(Dataset records)
+===+
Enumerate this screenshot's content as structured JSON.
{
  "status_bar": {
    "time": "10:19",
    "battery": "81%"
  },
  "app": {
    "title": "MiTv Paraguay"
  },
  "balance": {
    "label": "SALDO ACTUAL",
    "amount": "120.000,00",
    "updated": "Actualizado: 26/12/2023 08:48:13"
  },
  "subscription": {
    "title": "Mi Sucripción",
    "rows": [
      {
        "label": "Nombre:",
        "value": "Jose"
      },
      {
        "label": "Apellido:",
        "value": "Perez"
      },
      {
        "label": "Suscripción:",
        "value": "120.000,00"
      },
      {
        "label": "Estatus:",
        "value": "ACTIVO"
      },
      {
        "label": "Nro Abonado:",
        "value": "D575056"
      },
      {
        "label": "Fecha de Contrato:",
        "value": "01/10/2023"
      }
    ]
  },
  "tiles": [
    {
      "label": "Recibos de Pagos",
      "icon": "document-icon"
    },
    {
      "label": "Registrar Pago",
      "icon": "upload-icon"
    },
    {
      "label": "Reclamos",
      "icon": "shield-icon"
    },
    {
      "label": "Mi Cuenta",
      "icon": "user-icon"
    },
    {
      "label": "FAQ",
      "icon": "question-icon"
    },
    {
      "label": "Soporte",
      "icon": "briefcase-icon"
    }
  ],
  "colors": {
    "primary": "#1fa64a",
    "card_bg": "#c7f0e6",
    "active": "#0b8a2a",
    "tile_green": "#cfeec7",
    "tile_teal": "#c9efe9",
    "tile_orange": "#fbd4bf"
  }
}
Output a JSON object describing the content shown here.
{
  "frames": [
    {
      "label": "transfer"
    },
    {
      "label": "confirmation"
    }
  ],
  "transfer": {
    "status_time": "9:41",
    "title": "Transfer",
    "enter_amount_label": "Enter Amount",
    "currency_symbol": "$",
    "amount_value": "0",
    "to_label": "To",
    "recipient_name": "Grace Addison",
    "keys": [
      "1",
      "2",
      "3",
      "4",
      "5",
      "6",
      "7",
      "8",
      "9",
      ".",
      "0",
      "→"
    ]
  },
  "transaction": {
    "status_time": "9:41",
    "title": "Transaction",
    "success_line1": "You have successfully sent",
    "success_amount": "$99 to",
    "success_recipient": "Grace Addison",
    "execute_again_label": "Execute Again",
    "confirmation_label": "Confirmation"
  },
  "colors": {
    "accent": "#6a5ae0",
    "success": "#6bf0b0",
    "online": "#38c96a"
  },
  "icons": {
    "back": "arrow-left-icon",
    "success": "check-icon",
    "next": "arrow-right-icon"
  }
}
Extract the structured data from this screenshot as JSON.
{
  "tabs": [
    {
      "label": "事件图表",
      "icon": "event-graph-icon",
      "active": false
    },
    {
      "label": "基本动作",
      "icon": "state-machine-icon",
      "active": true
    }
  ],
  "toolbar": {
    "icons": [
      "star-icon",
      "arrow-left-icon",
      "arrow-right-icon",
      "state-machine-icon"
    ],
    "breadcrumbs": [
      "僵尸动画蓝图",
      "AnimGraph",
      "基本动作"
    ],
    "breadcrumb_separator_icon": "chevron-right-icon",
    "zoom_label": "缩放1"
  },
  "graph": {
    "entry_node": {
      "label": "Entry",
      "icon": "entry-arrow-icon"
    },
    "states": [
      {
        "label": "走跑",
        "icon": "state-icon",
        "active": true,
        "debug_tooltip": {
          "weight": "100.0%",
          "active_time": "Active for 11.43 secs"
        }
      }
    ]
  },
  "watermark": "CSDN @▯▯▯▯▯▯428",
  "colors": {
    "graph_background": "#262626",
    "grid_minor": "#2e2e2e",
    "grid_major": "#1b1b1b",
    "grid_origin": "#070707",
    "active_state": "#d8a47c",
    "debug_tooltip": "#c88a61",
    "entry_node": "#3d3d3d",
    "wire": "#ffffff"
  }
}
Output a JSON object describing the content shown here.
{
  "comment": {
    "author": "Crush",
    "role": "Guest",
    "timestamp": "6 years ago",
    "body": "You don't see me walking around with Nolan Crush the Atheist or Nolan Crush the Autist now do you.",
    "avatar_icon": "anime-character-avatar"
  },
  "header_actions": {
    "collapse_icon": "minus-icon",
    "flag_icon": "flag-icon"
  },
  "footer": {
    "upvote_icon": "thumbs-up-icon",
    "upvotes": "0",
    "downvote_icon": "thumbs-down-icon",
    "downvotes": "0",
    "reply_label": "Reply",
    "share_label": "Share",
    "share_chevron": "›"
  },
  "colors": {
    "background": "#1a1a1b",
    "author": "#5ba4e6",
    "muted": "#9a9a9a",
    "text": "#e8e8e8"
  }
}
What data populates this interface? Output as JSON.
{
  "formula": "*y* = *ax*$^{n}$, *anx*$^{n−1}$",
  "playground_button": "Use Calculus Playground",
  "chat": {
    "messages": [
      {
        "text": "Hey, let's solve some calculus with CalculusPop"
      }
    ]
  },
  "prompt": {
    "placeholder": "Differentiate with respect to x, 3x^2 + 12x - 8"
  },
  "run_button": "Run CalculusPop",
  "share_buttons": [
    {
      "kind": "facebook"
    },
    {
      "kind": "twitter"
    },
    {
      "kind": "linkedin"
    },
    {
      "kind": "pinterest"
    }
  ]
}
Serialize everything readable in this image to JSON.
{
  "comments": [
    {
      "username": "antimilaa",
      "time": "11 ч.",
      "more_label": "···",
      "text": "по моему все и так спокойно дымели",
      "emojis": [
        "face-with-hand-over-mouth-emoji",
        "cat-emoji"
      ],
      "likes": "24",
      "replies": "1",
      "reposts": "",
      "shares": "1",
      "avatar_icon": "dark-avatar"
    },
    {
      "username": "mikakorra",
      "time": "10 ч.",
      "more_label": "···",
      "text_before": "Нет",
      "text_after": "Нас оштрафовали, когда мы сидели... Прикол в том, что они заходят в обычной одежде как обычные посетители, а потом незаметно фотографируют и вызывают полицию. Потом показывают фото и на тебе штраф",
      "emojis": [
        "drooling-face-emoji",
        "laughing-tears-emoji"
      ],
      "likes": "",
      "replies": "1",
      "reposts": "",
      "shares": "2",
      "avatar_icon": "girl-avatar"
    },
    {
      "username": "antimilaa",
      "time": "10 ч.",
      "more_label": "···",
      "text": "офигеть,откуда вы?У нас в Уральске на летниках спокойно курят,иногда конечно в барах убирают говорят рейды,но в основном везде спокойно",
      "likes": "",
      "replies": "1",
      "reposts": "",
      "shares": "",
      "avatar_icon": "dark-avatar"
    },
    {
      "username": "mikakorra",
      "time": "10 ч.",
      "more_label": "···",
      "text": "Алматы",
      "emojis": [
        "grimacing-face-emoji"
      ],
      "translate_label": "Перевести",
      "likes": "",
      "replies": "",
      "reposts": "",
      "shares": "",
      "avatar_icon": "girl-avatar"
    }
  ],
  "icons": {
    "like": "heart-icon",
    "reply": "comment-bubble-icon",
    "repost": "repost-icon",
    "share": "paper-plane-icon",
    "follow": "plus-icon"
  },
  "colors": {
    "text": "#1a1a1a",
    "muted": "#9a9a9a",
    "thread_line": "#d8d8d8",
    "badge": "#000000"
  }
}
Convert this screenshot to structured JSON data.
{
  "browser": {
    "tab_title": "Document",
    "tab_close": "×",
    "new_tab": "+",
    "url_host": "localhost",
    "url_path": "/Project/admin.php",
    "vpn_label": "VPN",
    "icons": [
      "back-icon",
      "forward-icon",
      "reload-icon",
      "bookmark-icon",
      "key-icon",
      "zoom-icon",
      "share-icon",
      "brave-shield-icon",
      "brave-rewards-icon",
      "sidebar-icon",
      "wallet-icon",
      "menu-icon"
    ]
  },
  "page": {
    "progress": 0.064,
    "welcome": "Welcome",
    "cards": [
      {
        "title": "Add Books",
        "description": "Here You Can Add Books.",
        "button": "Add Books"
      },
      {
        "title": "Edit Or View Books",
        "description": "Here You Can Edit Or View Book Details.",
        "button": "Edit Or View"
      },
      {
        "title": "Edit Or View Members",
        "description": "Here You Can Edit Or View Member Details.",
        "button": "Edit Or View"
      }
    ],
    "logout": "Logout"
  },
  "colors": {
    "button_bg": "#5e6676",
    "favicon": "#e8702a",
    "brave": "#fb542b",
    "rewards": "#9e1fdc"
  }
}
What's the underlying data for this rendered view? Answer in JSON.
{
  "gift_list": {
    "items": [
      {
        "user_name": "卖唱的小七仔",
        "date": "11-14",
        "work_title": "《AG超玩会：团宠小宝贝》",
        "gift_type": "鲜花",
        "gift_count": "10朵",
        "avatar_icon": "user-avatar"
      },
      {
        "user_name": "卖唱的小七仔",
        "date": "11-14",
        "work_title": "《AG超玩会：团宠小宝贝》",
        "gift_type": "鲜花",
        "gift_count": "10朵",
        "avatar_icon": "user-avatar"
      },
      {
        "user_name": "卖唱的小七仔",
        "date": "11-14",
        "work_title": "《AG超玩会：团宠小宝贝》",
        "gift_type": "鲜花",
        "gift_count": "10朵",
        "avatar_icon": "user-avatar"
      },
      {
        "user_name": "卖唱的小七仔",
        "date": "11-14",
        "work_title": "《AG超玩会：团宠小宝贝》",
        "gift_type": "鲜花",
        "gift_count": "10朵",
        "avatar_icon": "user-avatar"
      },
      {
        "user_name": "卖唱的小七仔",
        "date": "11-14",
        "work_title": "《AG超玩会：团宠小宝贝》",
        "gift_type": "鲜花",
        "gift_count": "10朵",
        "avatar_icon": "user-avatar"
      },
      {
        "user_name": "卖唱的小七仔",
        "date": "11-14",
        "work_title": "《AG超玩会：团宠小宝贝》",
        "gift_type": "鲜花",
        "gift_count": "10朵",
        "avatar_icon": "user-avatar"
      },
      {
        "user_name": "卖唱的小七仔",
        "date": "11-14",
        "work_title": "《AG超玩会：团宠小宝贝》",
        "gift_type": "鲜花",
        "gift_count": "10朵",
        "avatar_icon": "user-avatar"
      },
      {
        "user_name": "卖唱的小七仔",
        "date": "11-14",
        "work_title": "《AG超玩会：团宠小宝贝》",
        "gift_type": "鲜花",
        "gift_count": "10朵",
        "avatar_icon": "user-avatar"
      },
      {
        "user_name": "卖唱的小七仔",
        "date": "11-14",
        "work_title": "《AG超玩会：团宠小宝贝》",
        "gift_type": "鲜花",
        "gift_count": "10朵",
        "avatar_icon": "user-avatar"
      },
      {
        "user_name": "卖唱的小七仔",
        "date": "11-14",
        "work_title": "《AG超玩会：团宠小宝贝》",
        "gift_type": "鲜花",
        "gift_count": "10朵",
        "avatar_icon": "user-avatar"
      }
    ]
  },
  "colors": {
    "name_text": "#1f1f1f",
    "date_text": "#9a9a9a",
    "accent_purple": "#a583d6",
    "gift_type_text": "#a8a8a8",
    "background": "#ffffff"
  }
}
+===+
◆ **EXERCISE TASK**: Find the lines above that include the string "Books" and copy them.

◆ **RESPONSE FOR THIS EXERCISE**:
        "title": "Add Books",
        "description": "Here You Can Add Books.",
        "button": "Add Books"
        "title": "Edit Or View Books",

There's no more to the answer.